Produce an exact copy of all the data below, dropping every image.

Items from a dataset
◆ ◆ ◆ ◆ ◆
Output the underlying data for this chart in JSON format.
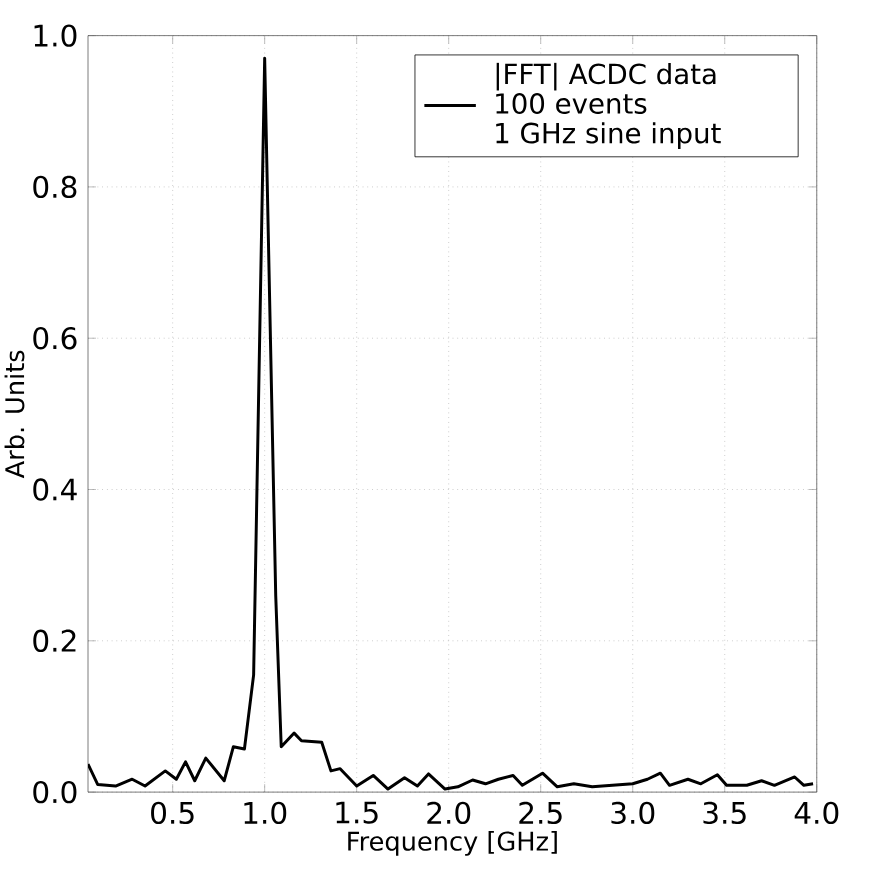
{
  "chart_data": {
    "type": "line",
    "xlabel": "Frequency [GHz]",
    "ylabel": "Arb. Units",
    "x": [
      0.04,
      0.093,
      0.19,
      0.28,
      0.35,
      0.46,
      0.52,
      0.57,
      0.62,
      0.68,
      0.78,
      0.83,
      0.89,
      0.94,
      1.0,
      1.06,
      1.09,
      1.16,
      1.2,
      1.31,
      1.36,
      1.41,
      1.5,
      1.59,
      1.67,
      1.76,
      1.83,
      1.89,
      1.98,
      2.05,
      2.13,
      2.2,
      2.27,
      2.35,
      2.4,
      2.51,
      2.59,
      2.68,
      2.78,
      2.89,
      3.0,
      3.08,
      3.15,
      3.2,
      3.3,
      3.37,
      3.46,
      3.51,
      3.62,
      3.7,
      3.77,
      3.88,
      3.93,
      3.98
    ],
    "series": [
      {
        "name": "|FFT| ACDC data\n100 events\n1 GHz sine input",
        "color": "#000000",
        "values": [
          0.037,
          0.01,
          0.008,
          0.017,
          0.008,
          0.028,
          0.017,
          0.04,
          0.015,
          0.045,
          0.015,
          0.06,
          0.057,
          0.155,
          0.97,
          0.26,
          0.06,
          0.078,
          0.068,
          0.066,
          0.028,
          0.031,
          0.008,
          0.022,
          0.004,
          0.019,
          0.008,
          0.024,
          0.004,
          0.007,
          0.016,
          0.011,
          0.017,
          0.022,
          0.009,
          0.025,
          0.007,
          0.011,
          0.007,
          0.009,
          0.011,
          0.017,
          0.025,
          0.009,
          0.017,
          0.011,
          0.023,
          0.009,
          0.009,
          0.015,
          0.009,
          0.02,
          0.009,
          0.011
        ]
      }
    ],
    "xlim": [
      0.04,
      4.0
    ],
    "ylim": [
      0.0,
      1.0
    ],
    "xticks": [
      0.5,
      {
        "value": 1.0,
        "label": "1.0"
      },
      1.5,
      {
        "value": 2.0,
        "label": "2.0"
      },
      2.5,
      {
        "value": 3.0,
        "label": "3.0"
      },
      3.5,
      {
        "value": 4.0,
        "label": "4.0"
      }
    ],
    "yticks": [
      {
        "value": 0.0,
        "label": "0.0"
      },
      0.2,
      0.4,
      0.6,
      0.8,
      {
        "value": 1.0,
        "label": "1.0"
      }
    ],
    "grid": true,
    "legend": "top right",
    "marker": "none",
    "line_style": "solid"
  }
}
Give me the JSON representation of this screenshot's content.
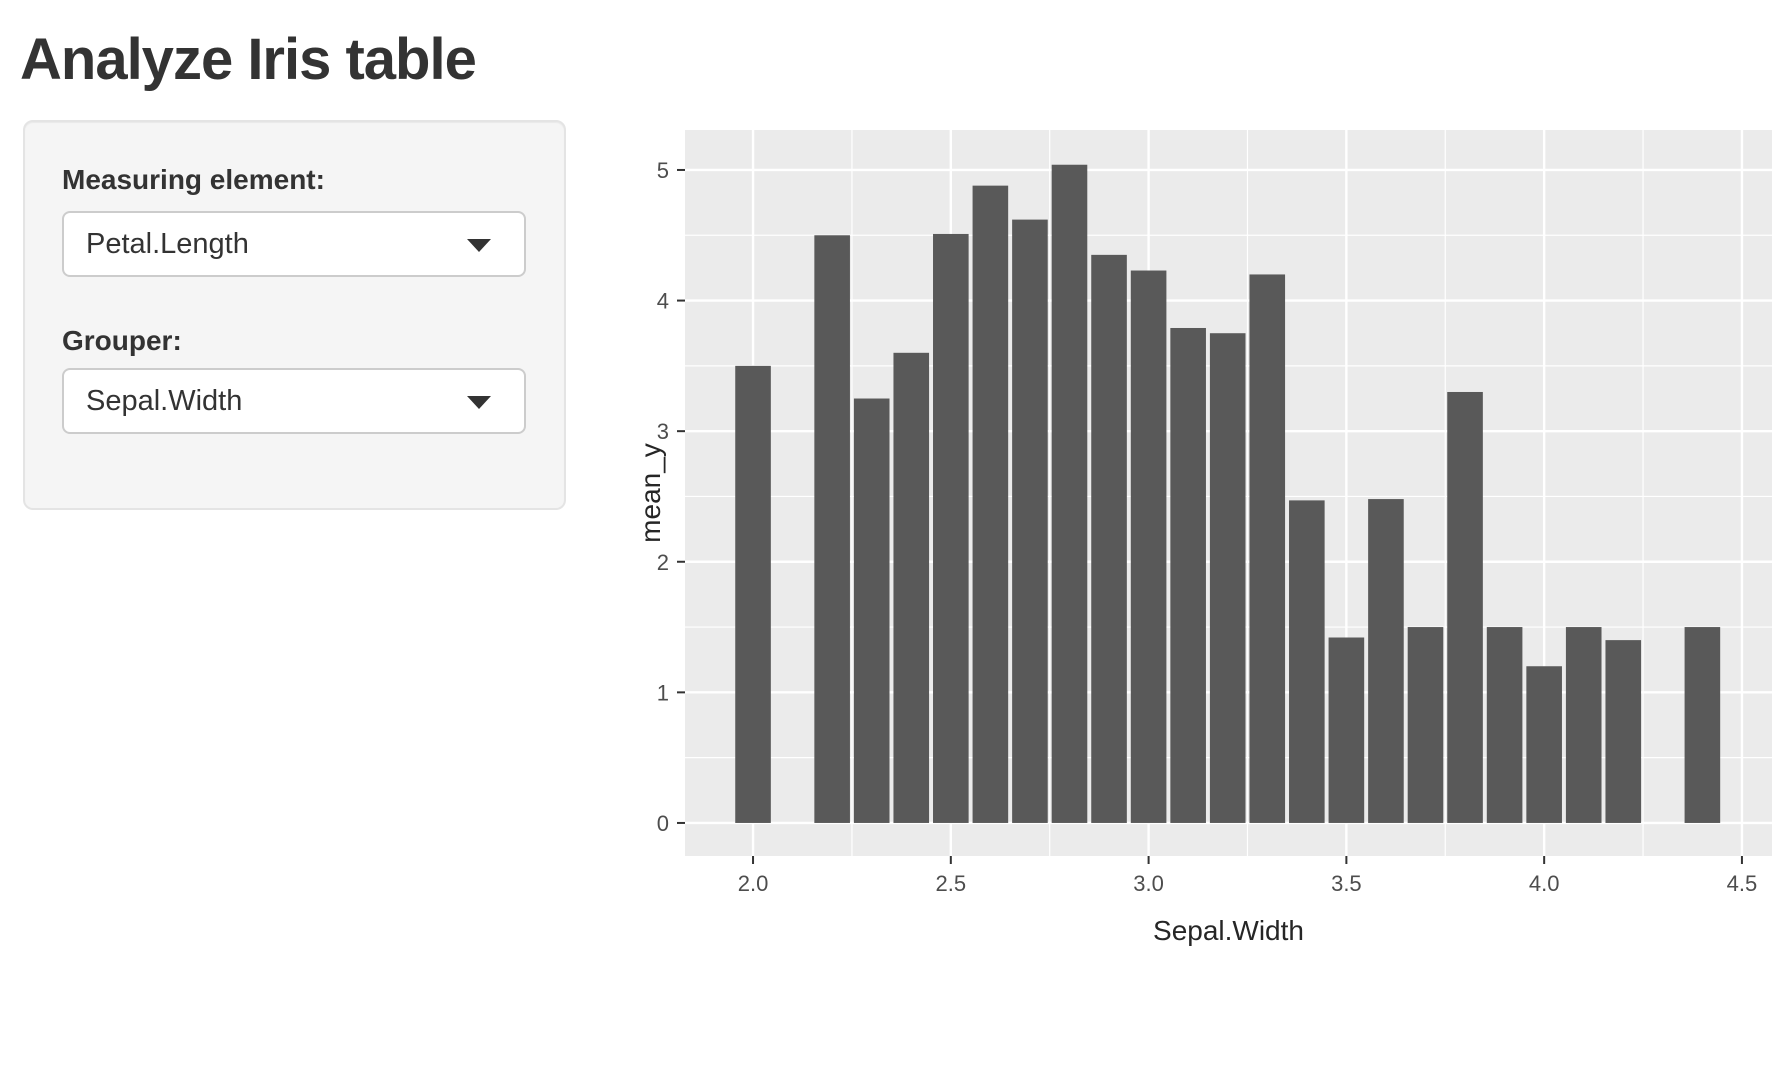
{
  "page": {
    "title": "Analyze Iris table"
  },
  "sidebar": {
    "measuring": {
      "label": "Measuring element:",
      "value": "Petal.Length"
    },
    "grouper": {
      "label": "Grouper:",
      "value": "Sepal.Width"
    }
  },
  "icons": {
    "caret_down": "css-triangle-down"
  },
  "chart_data": {
    "type": "bar",
    "title": "",
    "xlabel": "Sepal.Width",
    "ylabel": "mean_y",
    "categories": [
      2.0,
      2.2,
      2.3,
      2.4,
      2.5,
      2.6,
      2.7,
      2.8,
      2.9,
      3.0,
      3.1,
      3.2,
      3.3,
      3.4,
      3.5,
      3.6,
      3.7,
      3.8,
      3.9,
      4.0,
      4.1,
      4.2,
      4.4
    ],
    "values": [
      3.5,
      4.5,
      3.25,
      3.6,
      4.51,
      4.88,
      4.62,
      5.04,
      4.35,
      4.23,
      3.79,
      3.75,
      4.2,
      2.47,
      1.42,
      2.48,
      1.5,
      3.3,
      1.5,
      1.2,
      1.5,
      1.4,
      1.5
    ],
    "x_tick_values": [
      2.0,
      2.5,
      3.0,
      3.5,
      4.0,
      4.5
    ],
    "x_tick_labels": [
      "2.0",
      "2.5",
      "3.0",
      "3.5",
      "4.0",
      "4.5"
    ],
    "x_minor_values": [
      2.25,
      2.75,
      3.25,
      3.75,
      4.25
    ],
    "y_tick_values": [
      0,
      1,
      2,
      3,
      4,
      5
    ],
    "y_tick_labels": [
      "0",
      "1",
      "2",
      "3",
      "4",
      "5"
    ],
    "y_minor_values": [
      0.5,
      1.5,
      2.5,
      3.5,
      4.5
    ],
    "xlim": [
      1.828,
      4.576
    ],
    "ylim": [
      -0.253,
      5.306
    ],
    "bar_width": 0.09,
    "grid": true,
    "legend": "none",
    "colors": {
      "bar": "#595959",
      "panel_bg": "#EBEBEB",
      "grid": "#FFFFFF",
      "tick_text": "#4D4D4D",
      "axis_title": "#262626",
      "tick_mark": "#333333"
    }
  }
}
◆ ◆ ◆ ◆ ◆
◆ **CORRECT OUTPUT**:
Output the underlying data for this chart in JSON format.
{
  "chart_data": {
    "type": "line",
    "xlabel": "Frequency [GHz]",
    "ylabel": "Arb. Units",
    "x": [
      0.04,
      0.093,
      0.19,
      0.28,
      0.35,
      0.46,
      0.52,
      0.57,
      0.62,
      0.68,
      0.78,
      0.83,
      0.89,
      0.94,
      1.0,
      1.06,
      1.09,
      1.16,
      1.2,
      1.31,
      1.36,
      1.41,
      1.5,
      1.59,
      1.67,
      1.76,
      1.83,
      1.89,
      1.98,
      2.05,
      2.13,
      2.2,
      2.27,
      2.35,
      2.4,
      2.51,
      2.59,
      2.68,
      2.78,
      2.89,
      3.0,
      3.08,
      3.15,
      3.2,
      3.3,
      3.37,
      3.46,
      3.51,
      3.62,
      3.7,
      3.77,
      3.88,
      3.93,
      3.98
    ],
    "series": [
      {
        "name": "|FFT| ACDC data\n100 events\n1 GHz sine input",
        "color": "#000000",
        "values": [
          0.037,
          0.01,
          0.008,
          0.017,
          0.008,
          0.028,
          0.017,
          0.04,
          0.015,
          0.045,
          0.015,
          0.06,
          0.057,
          0.155,
          0.97,
          0.26,
          0.06,
          0.078,
          0.068,
          0.066,
          0.028,
          0.031,
          0.008,
          0.022,
          0.004,
          0.019,
          0.008,
          0.024,
          0.004,
          0.007,
          0.016,
          0.011,
          0.017,
          0.022,
          0.009,
          0.025,
          0.007,
          0.011,
          0.007,
          0.009,
          0.011,
          0.017,
          0.025,
          0.009,
          0.017,
          0.011,
          0.023,
          0.009,
          0.009,
          0.015,
          0.009,
          0.02,
          0.009,
          0.011
        ]
      }
    ],
    "xlim": [
      0.04,
      4.0
    ],
    "ylim": [
      0.0,
      1.0
    ],
    "xticks": [
      0.5,
      {
        "value": 1.0,
        "label": "1.0"
      },
      1.5,
      {
        "value": 2.0,
        "label": "2.0"
      },
      2.5,
      {
        "value": 3.0,
        "label": "3.0"
      },
      3.5,
      {
        "value": 4.0,
        "label": "4.0"
      }
    ],
    "yticks": [
      {
        "value": 0.0,
        "label": "0.0"
      },
      0.2,
      0.4,
      0.6,
      0.8,
      {
        "value": 1.0,
        "label": "1.0"
      }
    ],
    "grid": true,
    "legend": "top right",
    "marker": "none",
    "line_style": "solid"
  }
}
Give me the JSON representation of this screenshot's content.
{
  "page": {
    "title": "Analyze Iris table"
  },
  "sidebar": {
    "measuring": {
      "label": "Measuring element:",
      "value": "Petal.Length"
    },
    "grouper": {
      "label": "Grouper:",
      "value": "Sepal.Width"
    }
  },
  "icons": {
    "caret_down": "css-triangle-down"
  },
  "chart_data": {
    "type": "bar",
    "title": "",
    "xlabel": "Sepal.Width",
    "ylabel": "mean_y",
    "categories": [
      2.0,
      2.2,
      2.3,
      2.4,
      2.5,
      2.6,
      2.7,
      2.8,
      2.9,
      3.0,
      3.1,
      3.2,
      3.3,
      3.4,
      3.5,
      3.6,
      3.7,
      3.8,
      3.9,
      4.0,
      4.1,
      4.2,
      4.4
    ],
    "values": [
      3.5,
      4.5,
      3.25,
      3.6,
      4.51,
      4.88,
      4.62,
      5.04,
      4.35,
      4.23,
      3.79,
      3.75,
      4.2,
      2.47,
      1.42,
      2.48,
      1.5,
      3.3,
      1.5,
      1.2,
      1.5,
      1.4,
      1.5
    ],
    "x_tick_values": [
      2.0,
      2.5,
      3.0,
      3.5,
      4.0,
      4.5
    ],
    "x_tick_labels": [
      "2.0",
      "2.5",
      "3.0",
      "3.5",
      "4.0",
      "4.5"
    ],
    "x_minor_values": [
      2.25,
      2.75,
      3.25,
      3.75,
      4.25
    ],
    "y_tick_values": [
      0,
      1,
      2,
      3,
      4,
      5
    ],
    "y_tick_labels": [
      "0",
      "1",
      "2",
      "3",
      "4",
      "5"
    ],
    "y_minor_values": [
      0.5,
      1.5,
      2.5,
      3.5,
      4.5
    ],
    "xlim": [
      1.828,
      4.576
    ],
    "ylim": [
      -0.253,
      5.306
    ],
    "bar_width": 0.09,
    "grid": true,
    "legend": "none",
    "colors": {
      "bar": "#595959",
      "panel_bg": "#EBEBEB",
      "grid": "#FFFFFF",
      "tick_text": "#4D4D4D",
      "axis_title": "#262626",
      "tick_mark": "#333333"
    }
  }
}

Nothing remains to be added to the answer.